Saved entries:
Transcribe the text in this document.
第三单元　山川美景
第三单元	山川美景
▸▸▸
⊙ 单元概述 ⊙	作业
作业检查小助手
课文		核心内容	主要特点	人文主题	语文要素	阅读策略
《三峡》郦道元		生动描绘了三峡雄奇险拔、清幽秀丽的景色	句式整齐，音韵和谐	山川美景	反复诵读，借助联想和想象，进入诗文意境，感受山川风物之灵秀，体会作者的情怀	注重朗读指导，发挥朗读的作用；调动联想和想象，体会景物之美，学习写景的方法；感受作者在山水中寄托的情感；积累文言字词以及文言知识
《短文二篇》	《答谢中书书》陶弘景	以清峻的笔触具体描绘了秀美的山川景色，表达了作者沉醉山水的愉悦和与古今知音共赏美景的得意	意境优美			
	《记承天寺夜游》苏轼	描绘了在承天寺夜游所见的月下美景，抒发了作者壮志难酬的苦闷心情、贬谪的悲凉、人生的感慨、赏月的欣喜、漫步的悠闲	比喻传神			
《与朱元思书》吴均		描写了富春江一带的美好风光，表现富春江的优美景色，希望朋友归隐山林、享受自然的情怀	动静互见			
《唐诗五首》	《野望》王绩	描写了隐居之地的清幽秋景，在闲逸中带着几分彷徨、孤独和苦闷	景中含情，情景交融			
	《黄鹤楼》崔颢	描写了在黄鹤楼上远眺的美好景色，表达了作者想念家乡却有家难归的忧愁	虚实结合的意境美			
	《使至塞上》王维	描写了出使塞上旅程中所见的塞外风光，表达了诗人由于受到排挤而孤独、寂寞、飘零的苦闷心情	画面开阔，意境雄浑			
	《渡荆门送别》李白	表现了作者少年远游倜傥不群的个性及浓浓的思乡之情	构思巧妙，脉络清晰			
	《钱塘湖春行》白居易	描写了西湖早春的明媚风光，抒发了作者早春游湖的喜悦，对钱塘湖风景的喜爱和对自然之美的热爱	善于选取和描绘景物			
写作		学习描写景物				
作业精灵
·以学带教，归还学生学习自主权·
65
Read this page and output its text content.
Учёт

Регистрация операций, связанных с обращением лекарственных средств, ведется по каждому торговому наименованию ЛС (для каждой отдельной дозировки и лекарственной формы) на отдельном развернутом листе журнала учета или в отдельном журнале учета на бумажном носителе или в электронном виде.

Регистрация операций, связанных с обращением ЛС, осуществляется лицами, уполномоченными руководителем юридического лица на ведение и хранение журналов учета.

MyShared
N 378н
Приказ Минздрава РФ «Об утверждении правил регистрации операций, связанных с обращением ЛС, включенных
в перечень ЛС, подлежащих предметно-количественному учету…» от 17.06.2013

● **TASK PROMPT**
State only the count of lines above that hold the string "text".

● **EXERCISE OUTPUT**
2